--- EXERCISE DESCRIPTION ---
Extract the text of every entry below exactly; leave images out.

--- RECORD SET ---
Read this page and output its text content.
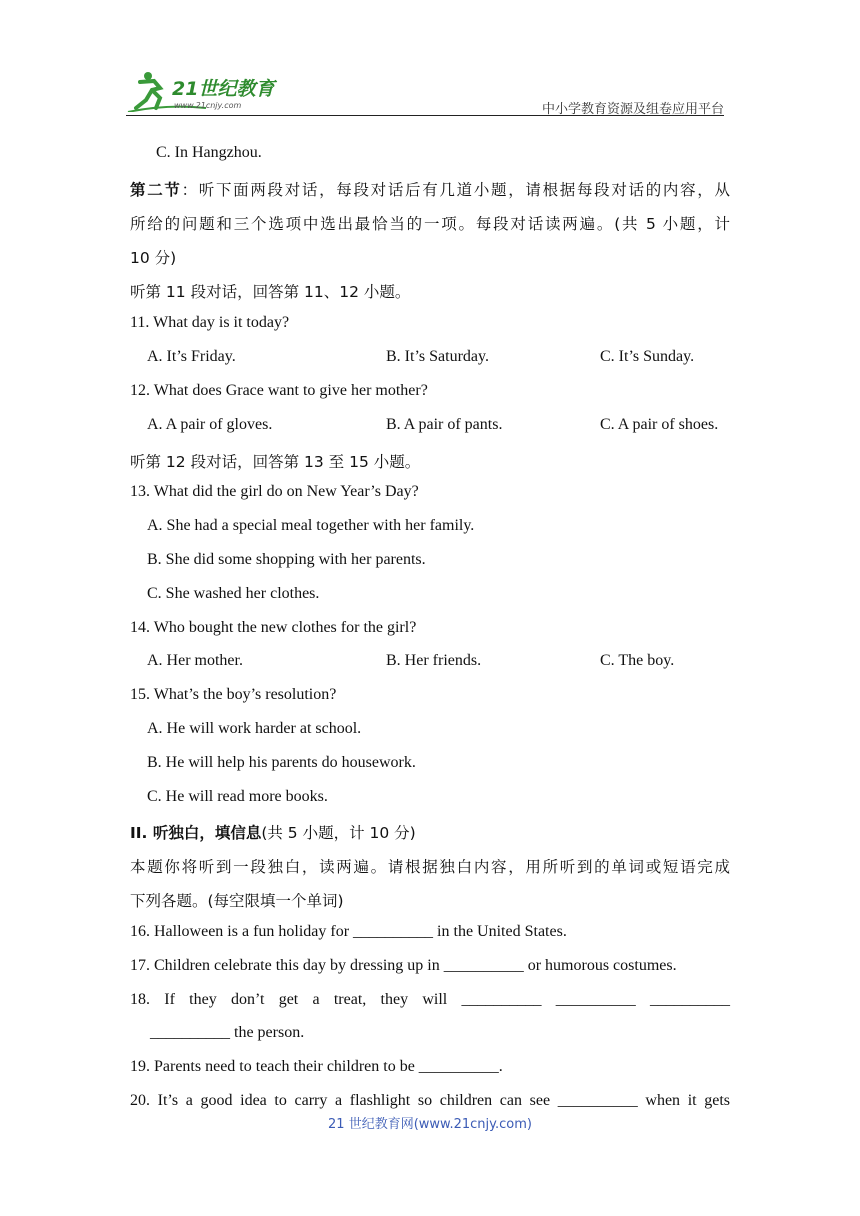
21世纪教育
www.21cnjy.com	中小学教育资源及组卷应用平台
C. In Hangzhou.
第二节：听下面两段对话，每段对话后有几道小题，请根据每段对话的内容，从
所给的问题和三个选项中选出最恰当的一项。每段对话读两遍。(共 5 小题，计
10 分)
听第 11 段对话，回答第 11、12 小题。
11. What day is it today?
A. It’s Friday.	B. It’s Saturday.	C. It’s Sunday.
12. What does Grace want to give her mother?
A. A pair of gloves.	B. A pair of pants.	C. A pair of shoes.
听第 12 段对话，回答第 13 至 15 小题。
13. What did the girl do on New Year’s Day?
A. She had a special meal together with her family.
B. She did some shopping with her parents.
C. She washed her clothes.
14. Who bought the new clothes for the girl?
A. Her mother.	B. Her friends.	C. The boy.
15. What’s the boy’s resolution?
A. He will work harder at school.
B. He will help his parents do housework.
C. He will read more books.
II. 听独白，填信息(共 5 小题，计 10 分)
本题你将听到一段独白，读两遍。请根据独白内容，用所听到的单词或短语完成
下列各题。(每空限填一个单词)
16. Halloween is a fun holiday for __________ in the United States.
17. Children celebrate this day by dressing up in __________ or humorous costumes.
18.  If  they  don’t  get  a  treat,  they  will  __________  __________  __________
__________ the person.
19. Parents need to teach their children to be __________.
20. It’s a good idea to carry a flashlight so children can see __________ when it gets
21 世纪教育网(www.21cnjy.com)
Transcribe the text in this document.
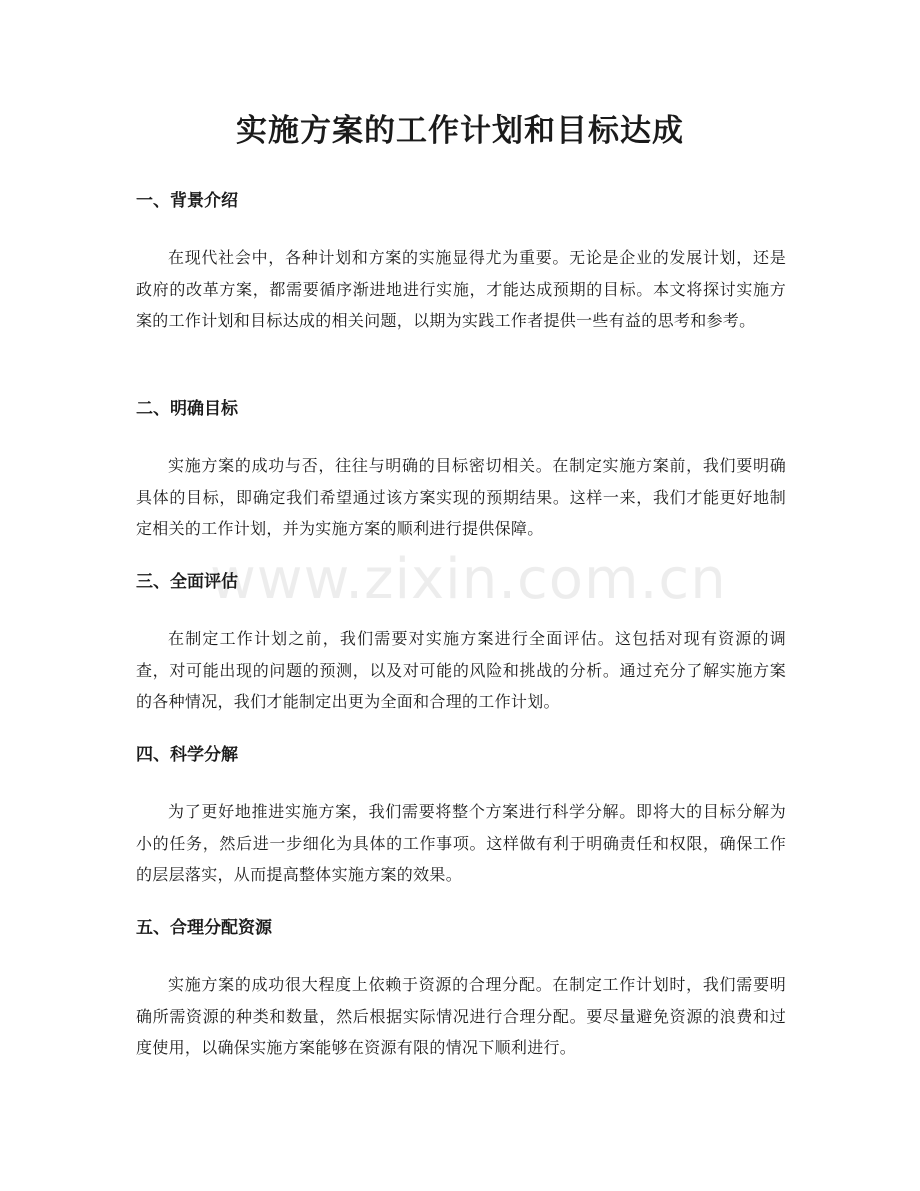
实施方案的工作计划和目标达成
一、背景介绍

在现代社会中，各种计划和方案的实施显得尤为重要。无论是企业的发展计划，还是政府的改革方案，都需要循序渐进地进行实施，才能达成预期的目标。本文将探讨实施方案的工作计划和目标达成的相关问题，以期为实践工作者提供一些有益的思考和参考。

二、明确目标

实施方案的成功与否，往往与明确的目标密切相关。在制定实施方案前，我们要明确具体的目标，即确定我们希望通过该方案实现的预期结果。这样一来，我们才能更好地制定相关的工作计划，并为实施方案的顺利进行提供保障。

三、全面评估

在制定工作计划之前，我们需要对实施方案进行全面评估。这包括对现有资源的调查，对可能出现的问题的预测，以及对可能的风险和挑战的分析。通过充分了解实施方案的各种情况，我们才能制定出更为全面和合理的工作计划。

四、科学分解

为了更好地推进实施方案，我们需要将整个方案进行科学分解。即将大的目标分解为小的任务，然后进一步细化为具体的工作事项。这样做有利于明确责任和权限，确保工作的层层落实，从而提高整体实施方案的效果。

五、合理分配资源

实施方案的成功很大程度上依赖于资源的合理分配。在制定工作计划时，我们需要明确所需资源的种类和数量，然后根据实际情况进行合理分配。要尽量避免资源的浪费和过度使用，以确保实施方案能够在资源有限的情况下顺利进行。

www.zixin.com.cn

--- RESULT OF THIS EXERCISE ---
Read this page and output its text content.
21世纪教育
www.21cnjy.com	中小学教育资源及组卷应用平台
C. In Hangzhou.
第二节：听下面两段对话，每段对话后有几道小题，请根据每段对话的内容，从
所给的问题和三个选项中选出最恰当的一项。每段对话读两遍。(共 5 小题，计
10 分)
听第 11 段对话，回答第 11、12 小题。
11. What day is it today?
A. It’s Friday.	B. It’s Saturday.	C. It’s Sunday.
12. What does Grace want to give her mother?
A. A pair of gloves.	B. A pair of pants.	C. A pair of shoes.
听第 12 段对话，回答第 13 至 15 小题。
13. What did the girl do on New Year’s Day?
A. She had a special meal together with her family.
B. She did some shopping with her parents.
C. She washed her clothes.
14. Who bought the new clothes for the girl?
A. Her mother.	B. Her friends.	C. The boy.
15. What’s the boy’s resolution?
A. He will work harder at school.
B. He will help his parents do housework.
C. He will read more books.
II. 听独白，填信息(共 5 小题，计 10 分)
本题你将听到一段独白，读两遍。请根据独白内容，用所听到的单词或短语完成
下列各题。(每空限填一个单词)
16. Halloween is a fun holiday for __________ in the United States.
17. Children celebrate this day by dressing up in __________ or humorous costumes.
18.  If  they  don’t  get  a  treat,  they  will  __________  __________  __________
__________ the person.
19. Parents need to teach their children to be __________.
20. It’s a good idea to carry a flashlight so children can see __________ when it gets
21 世纪教育网(www.21cnjy.com)
Transcribe the text in this document.
实施方案的工作计划和目标达成
一、背景介绍

在现代社会中，各种计划和方案的实施显得尤为重要。无论是企业的发展计划，还是政府的改革方案，都需要循序渐进地进行实施，才能达成预期的目标。本文将探讨实施方案的工作计划和目标达成的相关问题，以期为实践工作者提供一些有益的思考和参考。

二、明确目标

实施方案的成功与否，往往与明确的目标密切相关。在制定实施方案前，我们要明确具体的目标，即确定我们希望通过该方案实现的预期结果。这样一来，我们才能更好地制定相关的工作计划，并为实施方案的顺利进行提供保障。

三、全面评估

在制定工作计划之前，我们需要对实施方案进行全面评估。这包括对现有资源的调查，对可能出现的问题的预测，以及对可能的风险和挑战的分析。通过充分了解实施方案的各种情况，我们才能制定出更为全面和合理的工作计划。

四、科学分解

为了更好地推进实施方案，我们需要将整个方案进行科学分解。即将大的目标分解为小的任务，然后进一步细化为具体的工作事项。这样做有利于明确责任和权限，确保工作的层层落实，从而提高整体实施方案的效果。

五、合理分配资源

实施方案的成功很大程度上依赖于资源的合理分配。在制定工作计划时，我们需要明确所需资源的种类和数量，然后根据实际情况进行合理分配。要尽量避免资源的浪费和过度使用，以确保实施方案能够在资源有限的情况下顺利进行。

www.zixin.com.cn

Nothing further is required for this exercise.